Metal carbonyl clusters as precursors of heterogeneous catalysts: Hydrogenation and disproportionation of monoenes, dienes, and arenes in the presence of H2Ru4(CO)13, H2FeRu3(CO)13, and HRuCo3(CO)12 supported and activated on chromosorb. Characterization of the metal particles derived from H2Ru4(CO)13 by means of IR spectroscopy and TEM microscopy

Abstract

The tetrahedral hydridic clusters H2Ru4(CO)13 (1), H2FeRu3(CO)13 (2), and HRuCo3(CO)12 (3) were supported on Chromosorb P and activated under dihydrogen flow. The resulting metal particles are active in the hydrogenation of pentenes, cyclic monoenenes and dienes, benzene, and toluene; these catalysts are effective under mild conditions and with a low metal loading. Experiments under dinitrogen showed that complex hydrogenation-dehydrogenation processes occur, as already observed for the same clusters during the homogeneous hydrogenation of cyclohexadienes. After the gas-chromatographic catalytic runs with cluster 1 as precursor, TEM microscopy showed the presence of very small supported metal particles (mean size 7.5 nm). The decomposition of cluster 1 to metal particles upon thermal treatment on Aerosil under vacuum or under dihydrogen was followed by means of IR spectroscopy; this catalyst hydrogenates benzene at room temperature with 100% conversion in a very short time (calculated activity was about 3200 TOFs).

*Supplied entries:*
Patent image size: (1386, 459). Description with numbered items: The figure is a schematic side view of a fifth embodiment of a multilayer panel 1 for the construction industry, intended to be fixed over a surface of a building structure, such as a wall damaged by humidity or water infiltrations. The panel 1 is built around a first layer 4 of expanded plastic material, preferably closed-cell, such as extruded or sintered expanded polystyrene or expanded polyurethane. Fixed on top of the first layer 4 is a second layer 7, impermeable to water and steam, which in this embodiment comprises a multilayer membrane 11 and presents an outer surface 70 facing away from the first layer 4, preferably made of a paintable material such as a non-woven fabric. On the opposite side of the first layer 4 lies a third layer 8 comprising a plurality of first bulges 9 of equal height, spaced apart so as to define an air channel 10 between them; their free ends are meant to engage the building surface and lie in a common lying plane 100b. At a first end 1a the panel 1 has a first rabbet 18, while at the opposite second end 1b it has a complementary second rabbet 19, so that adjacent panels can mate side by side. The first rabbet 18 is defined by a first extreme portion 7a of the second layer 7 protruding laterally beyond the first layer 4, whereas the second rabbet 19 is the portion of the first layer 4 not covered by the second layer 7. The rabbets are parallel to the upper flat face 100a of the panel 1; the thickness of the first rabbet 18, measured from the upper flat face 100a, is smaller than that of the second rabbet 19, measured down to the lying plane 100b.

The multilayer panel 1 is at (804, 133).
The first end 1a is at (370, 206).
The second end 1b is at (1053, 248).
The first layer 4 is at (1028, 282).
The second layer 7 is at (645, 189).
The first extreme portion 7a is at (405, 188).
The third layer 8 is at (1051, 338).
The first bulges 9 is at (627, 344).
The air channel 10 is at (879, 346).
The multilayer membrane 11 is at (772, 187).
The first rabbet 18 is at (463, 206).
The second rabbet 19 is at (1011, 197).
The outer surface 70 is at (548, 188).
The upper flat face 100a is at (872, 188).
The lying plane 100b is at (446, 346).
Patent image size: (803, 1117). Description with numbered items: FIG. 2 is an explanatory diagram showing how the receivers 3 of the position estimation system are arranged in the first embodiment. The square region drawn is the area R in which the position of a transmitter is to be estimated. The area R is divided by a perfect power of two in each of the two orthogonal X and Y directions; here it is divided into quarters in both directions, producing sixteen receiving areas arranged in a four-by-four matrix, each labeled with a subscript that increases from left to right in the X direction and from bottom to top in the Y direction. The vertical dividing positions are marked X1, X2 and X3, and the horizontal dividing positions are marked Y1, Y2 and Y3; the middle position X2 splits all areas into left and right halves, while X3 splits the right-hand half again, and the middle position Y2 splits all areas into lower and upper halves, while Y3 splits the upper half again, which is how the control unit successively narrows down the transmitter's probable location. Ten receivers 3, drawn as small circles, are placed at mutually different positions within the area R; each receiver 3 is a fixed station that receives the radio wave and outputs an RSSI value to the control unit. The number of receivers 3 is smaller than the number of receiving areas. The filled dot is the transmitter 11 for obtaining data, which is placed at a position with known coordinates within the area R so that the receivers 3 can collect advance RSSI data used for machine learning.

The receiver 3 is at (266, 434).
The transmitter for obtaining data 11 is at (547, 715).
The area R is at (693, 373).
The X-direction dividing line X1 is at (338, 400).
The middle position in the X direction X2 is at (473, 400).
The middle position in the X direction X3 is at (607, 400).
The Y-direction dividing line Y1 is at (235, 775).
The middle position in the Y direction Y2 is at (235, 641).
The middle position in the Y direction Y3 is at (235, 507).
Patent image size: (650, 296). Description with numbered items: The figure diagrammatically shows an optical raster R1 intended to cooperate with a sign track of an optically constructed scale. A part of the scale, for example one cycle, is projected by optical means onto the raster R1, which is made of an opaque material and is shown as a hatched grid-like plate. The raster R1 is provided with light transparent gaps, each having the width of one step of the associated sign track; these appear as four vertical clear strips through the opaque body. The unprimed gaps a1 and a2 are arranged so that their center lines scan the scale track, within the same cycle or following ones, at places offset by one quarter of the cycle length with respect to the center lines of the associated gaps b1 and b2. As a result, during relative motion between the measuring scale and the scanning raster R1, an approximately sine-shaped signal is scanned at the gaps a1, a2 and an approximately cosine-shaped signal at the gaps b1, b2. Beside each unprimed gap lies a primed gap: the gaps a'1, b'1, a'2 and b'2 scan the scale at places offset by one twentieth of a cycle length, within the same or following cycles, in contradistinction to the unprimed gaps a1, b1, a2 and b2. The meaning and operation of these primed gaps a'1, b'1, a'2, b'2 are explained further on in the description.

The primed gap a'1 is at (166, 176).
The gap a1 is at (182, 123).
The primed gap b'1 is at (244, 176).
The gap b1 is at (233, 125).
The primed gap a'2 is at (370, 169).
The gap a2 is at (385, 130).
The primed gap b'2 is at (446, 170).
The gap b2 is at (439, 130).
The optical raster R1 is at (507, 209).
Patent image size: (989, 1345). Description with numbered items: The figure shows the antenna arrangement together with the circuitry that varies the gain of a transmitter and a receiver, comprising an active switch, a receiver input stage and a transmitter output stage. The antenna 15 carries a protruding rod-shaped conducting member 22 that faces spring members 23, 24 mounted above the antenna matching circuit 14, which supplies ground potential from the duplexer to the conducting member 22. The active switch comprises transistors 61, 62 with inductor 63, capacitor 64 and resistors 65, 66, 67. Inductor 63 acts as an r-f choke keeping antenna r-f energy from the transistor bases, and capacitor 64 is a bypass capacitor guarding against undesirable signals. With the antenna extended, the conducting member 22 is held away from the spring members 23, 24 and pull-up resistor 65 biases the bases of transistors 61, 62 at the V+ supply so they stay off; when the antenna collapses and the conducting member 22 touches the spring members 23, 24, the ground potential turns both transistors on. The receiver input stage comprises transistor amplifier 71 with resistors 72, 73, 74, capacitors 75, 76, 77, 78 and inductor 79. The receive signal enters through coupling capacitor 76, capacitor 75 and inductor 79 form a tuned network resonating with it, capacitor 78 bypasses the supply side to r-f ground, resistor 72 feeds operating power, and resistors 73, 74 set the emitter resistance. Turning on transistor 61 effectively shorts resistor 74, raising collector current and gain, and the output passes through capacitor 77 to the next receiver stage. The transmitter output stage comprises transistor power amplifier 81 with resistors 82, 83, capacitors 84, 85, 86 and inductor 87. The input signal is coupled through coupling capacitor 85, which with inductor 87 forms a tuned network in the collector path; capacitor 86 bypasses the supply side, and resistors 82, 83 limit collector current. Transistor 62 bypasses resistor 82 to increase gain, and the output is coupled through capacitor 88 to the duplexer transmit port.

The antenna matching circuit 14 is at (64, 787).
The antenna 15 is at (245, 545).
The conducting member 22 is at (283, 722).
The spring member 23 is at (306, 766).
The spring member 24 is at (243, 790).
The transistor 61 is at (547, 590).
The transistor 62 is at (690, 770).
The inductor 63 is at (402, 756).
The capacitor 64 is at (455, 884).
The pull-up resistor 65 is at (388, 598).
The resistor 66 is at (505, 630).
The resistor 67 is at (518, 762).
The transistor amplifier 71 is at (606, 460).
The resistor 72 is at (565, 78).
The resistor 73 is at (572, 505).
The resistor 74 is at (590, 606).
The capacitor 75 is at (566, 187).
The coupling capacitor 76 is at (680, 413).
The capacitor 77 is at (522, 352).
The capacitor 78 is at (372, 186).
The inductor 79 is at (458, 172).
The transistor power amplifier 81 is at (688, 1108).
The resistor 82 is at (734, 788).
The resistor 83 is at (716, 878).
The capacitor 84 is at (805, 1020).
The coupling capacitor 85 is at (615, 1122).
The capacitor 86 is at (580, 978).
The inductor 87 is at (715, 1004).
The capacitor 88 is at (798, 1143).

*How to complete this task:* In the abstract on metal carbonyl clusters, what did the experiments under dinitrogen show, and what earlier observation does the abstract say this matches? Answer in one to three sentences.

*Task solution:* The experiments under dinitrogen showed that complex hydrogenation-dehydrogenation processes take place. The same processes had already been observed for these clusters during the homogeneous hydrogenation of cyclohexadienes.